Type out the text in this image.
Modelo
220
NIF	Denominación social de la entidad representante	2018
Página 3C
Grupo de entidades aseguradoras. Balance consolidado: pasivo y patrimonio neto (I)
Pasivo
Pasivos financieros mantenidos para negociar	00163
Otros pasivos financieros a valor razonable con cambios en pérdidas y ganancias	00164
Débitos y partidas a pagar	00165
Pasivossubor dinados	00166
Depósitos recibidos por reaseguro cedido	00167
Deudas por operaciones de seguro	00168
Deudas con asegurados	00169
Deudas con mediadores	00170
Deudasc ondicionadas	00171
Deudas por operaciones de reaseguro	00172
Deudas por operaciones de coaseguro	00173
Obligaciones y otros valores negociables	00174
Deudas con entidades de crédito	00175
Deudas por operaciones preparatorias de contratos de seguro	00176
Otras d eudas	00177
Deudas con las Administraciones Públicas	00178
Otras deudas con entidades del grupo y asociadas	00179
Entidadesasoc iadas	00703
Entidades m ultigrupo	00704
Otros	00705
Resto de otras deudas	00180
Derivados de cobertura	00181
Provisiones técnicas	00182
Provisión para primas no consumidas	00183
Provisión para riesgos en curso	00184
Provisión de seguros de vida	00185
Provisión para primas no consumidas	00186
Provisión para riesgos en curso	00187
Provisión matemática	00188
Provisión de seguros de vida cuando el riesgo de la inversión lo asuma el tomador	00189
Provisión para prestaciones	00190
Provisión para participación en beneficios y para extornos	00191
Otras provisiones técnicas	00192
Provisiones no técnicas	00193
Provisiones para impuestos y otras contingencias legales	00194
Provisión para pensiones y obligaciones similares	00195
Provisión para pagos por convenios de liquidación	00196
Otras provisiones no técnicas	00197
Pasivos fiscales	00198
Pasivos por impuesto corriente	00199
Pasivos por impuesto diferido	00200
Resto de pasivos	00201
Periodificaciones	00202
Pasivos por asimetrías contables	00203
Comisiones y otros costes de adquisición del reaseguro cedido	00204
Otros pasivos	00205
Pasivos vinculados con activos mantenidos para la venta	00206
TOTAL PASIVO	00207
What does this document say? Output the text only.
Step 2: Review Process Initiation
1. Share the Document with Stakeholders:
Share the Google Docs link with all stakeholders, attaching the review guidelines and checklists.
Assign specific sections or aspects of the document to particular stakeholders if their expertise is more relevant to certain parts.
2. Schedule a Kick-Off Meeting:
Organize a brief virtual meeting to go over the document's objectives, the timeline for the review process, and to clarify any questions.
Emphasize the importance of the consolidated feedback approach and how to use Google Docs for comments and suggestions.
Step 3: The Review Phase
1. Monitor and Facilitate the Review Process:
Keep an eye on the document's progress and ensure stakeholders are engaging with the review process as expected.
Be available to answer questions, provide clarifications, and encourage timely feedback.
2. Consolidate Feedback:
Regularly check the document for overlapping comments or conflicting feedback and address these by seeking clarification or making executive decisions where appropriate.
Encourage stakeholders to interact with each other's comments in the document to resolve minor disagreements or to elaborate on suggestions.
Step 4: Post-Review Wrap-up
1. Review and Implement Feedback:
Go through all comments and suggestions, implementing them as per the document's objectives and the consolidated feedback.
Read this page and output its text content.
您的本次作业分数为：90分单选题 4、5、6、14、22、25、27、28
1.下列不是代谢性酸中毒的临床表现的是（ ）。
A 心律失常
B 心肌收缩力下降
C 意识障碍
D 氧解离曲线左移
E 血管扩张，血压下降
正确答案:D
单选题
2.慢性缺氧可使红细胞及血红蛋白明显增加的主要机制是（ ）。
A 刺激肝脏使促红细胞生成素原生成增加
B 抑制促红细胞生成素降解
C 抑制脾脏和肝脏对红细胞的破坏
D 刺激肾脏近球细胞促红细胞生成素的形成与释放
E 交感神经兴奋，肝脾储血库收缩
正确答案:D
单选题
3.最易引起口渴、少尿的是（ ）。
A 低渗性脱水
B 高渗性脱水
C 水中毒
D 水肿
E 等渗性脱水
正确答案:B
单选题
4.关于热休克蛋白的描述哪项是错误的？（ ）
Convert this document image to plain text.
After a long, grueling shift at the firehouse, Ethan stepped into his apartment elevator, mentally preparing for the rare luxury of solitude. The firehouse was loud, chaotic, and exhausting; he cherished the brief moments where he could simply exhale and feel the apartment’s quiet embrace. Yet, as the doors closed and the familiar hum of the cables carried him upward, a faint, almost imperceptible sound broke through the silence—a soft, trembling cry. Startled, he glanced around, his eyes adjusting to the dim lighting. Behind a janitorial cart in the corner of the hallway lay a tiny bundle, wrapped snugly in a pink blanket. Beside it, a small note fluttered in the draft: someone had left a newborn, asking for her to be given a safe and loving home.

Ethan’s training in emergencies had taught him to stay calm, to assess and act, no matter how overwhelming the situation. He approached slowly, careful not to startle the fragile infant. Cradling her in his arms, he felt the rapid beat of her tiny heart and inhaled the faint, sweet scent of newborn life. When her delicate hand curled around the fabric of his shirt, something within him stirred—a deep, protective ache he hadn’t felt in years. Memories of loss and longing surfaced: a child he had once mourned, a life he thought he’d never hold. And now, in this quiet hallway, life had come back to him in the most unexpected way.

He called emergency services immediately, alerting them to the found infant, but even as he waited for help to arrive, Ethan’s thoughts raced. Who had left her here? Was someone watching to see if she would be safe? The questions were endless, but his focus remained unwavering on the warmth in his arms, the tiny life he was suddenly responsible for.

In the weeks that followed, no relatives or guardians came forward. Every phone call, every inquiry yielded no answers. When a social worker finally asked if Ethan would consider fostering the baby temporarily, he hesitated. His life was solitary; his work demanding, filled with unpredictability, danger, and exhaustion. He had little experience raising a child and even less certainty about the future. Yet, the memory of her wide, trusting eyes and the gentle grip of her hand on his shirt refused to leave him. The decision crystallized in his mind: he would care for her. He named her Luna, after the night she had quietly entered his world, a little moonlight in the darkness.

◆ Work to complete
Repeat the entries exactly, all of them.

◆ Task solution
Type out the text in this image.
Modelo
220
NIF	Denominación social de la entidad representante	2018
Página 3C
Grupo de entidades aseguradoras. Balance consolidado: pasivo y patrimonio neto (I)
Pasivo
Pasivos financieros mantenidos para negociar	00163
Otros pasivos financieros a valor razonable con cambios en pérdidas y ganancias	00164
Débitos y partidas a pagar	00165
Pasivossubor dinados	00166
Depósitos recibidos por reaseguro cedido	00167
Deudas por operaciones de seguro	00168
Deudas con asegurados	00169
Deudas con mediadores	00170
Deudasc ondicionadas	00171
Deudas por operaciones de reaseguro	00172
Deudas por operaciones de coaseguro	00173
Obligaciones y otros valores negociables	00174
Deudas con entidades de crédito	00175
Deudas por operaciones preparatorias de contratos de seguro	00176
Otras d eudas	00177
Deudas con las Administraciones Públicas	00178
Otras deudas con entidades del grupo y asociadas	00179
Entidadesasoc iadas	00703
Entidades m ultigrupo	00704
Otros	00705
Resto de otras deudas	00180
Derivados de cobertura	00181
Provisiones técnicas	00182
Provisión para primas no consumidas	00183
Provisión para riesgos en curso	00184
Provisión de seguros de vida	00185
Provisión para primas no consumidas	00186
Provisión para riesgos en curso	00187
Provisión matemática	00188
Provisión de seguros de vida cuando el riesgo de la inversión lo asuma el tomador	00189
Provisión para prestaciones	00190
Provisión para participación en beneficios y para extornos	00191
Otras provisiones técnicas	00192
Provisiones no técnicas	00193
Provisiones para impuestos y otras contingencias legales	00194
Provisión para pensiones y obligaciones similares	00195
Provisión para pagos por convenios de liquidación	00196
Otras provisiones no técnicas	00197
Pasivos fiscales	00198
Pasivos por impuesto corriente	00199
Pasivos por impuesto diferido	00200
Resto de pasivos	00201
Periodificaciones	00202
Pasivos por asimetrías contables	00203
Comisiones y otros costes de adquisición del reaseguro cedido	00204
Otros pasivos	00205
Pasivos vinculados con activos mantenidos para la venta	00206
TOTAL PASIVO	00207
What does this document say? Output the text only.
Step 2: Review Process Initiation
1. Share the Document with Stakeholders:
Share the Google Docs link with all stakeholders, attaching the review guidelines and checklists.
Assign specific sections or aspects of the document to particular stakeholders if their expertise is more relevant to certain parts.
2. Schedule a Kick-Off Meeting:
Organize a brief virtual meeting to go over the document's objectives, the timeline for the review process, and to clarify any questions.
Emphasize the importance of the consolidated feedback approach and how to use Google Docs for comments and suggestions.
Step 3: The Review Phase
1. Monitor and Facilitate the Review Process:
Keep an eye on the document's progress and ensure stakeholders are engaging with the review process as expected.
Be available to answer questions, provide clarifications, and encourage timely feedback.
2. Consolidate Feedback:
Regularly check the document for overlapping comments or conflicting feedback and address these by seeking clarification or making executive decisions where appropriate.
Encourage stakeholders to interact with each other's comments in the document to resolve minor disagreements or to elaborate on suggestions.
Step 4: Post-Review Wrap-up
1. Review and Implement Feedback:
Go through all comments and suggestions, implementing them as per the document's objectives and the consolidated feedback.
Read this page and output its text content.
您的本次作业分数为：90分单选题 4、5、6、14、22、25、27、28
1.下列不是代谢性酸中毒的临床表现的是（ ）。
A 心律失常
B 心肌收缩力下降
C 意识障碍
D 氧解离曲线左移
E 血管扩张，血压下降
正确答案:D
单选题
2.慢性缺氧可使红细胞及血红蛋白明显增加的主要机制是（ ）。
A 刺激肝脏使促红细胞生成素原生成增加
B 抑制促红细胞生成素降解
C 抑制脾脏和肝脏对红细胞的破坏
D 刺激肾脏近球细胞促红细胞生成素的形成与释放
E 交感神经兴奋，肝脾储血库收缩
正确答案:D
单选题
3.最易引起口渴、少尿的是（ ）。
A 低渗性脱水
B 高渗性脱水
C 水中毒
D 水肿
E 等渗性脱水
正确答案:B
单选题
4.关于热休克蛋白的描述哪项是错误的？（ ）
Convert this document image to plain text.
After a long, grueling shift at the firehouse, Ethan stepped into his apartment elevator, mentally preparing for the rare luxury of solitude. The firehouse was loud, chaotic, and exhausting; he cherished the brief moments where he could simply exhale and feel the apartment’s quiet embrace. Yet, as the doors closed and the familiar hum of the cables carried him upward, a faint, almost imperceptible sound broke through the silence—a soft, trembling cry. Startled, he glanced around, his eyes adjusting to the dim lighting. Behind a janitorial cart in the corner of the hallway lay a tiny bundle, wrapped snugly in a pink blanket. Beside it, a small note fluttered in the draft: someone had left a newborn, asking for her to be given a safe and loving home.

Ethan’s training in emergencies had taught him to stay calm, to assess and act, no matter how overwhelming the situation. He approached slowly, careful not to startle the fragile infant. Cradling her in his arms, he felt the rapid beat of her tiny heart and inhaled the faint, sweet scent of newborn life. When her delicate hand curled around the fabric of his shirt, something within him stirred—a deep, protective ache he hadn’t felt in years. Memories of loss and longing surfaced: a child he had once mourned, a life he thought he’d never hold. And now, in this quiet hallway, life had come back to him in the most unexpected way.

He called emergency services immediately, alerting them to the found infant, but even as he waited for help to arrive, Ethan’s thoughts raced. Who had left her here? Was someone watching to see if she would be safe? The questions were endless, but his focus remained unwavering on the warmth in his arms, the tiny life he was suddenly responsible for.

In the weeks that followed, no relatives or guardians came forward. Every phone call, every inquiry yielded no answers. When a social worker finally asked if Ethan would consider fostering the baby temporarily, he hesitated. His life was solitary; his work demanding, filled with unpredictability, danger, and exhaustion. He had little experience raising a child and even less certainty about the future. Yet, the memory of her wide, trusting eyes and the gentle grip of her hand on his shirt refused to leave him. The decision crystallized in his mind: he would care for her. He named her Luna, after the night she had quietly entered his world, a little moonlight in the darkness.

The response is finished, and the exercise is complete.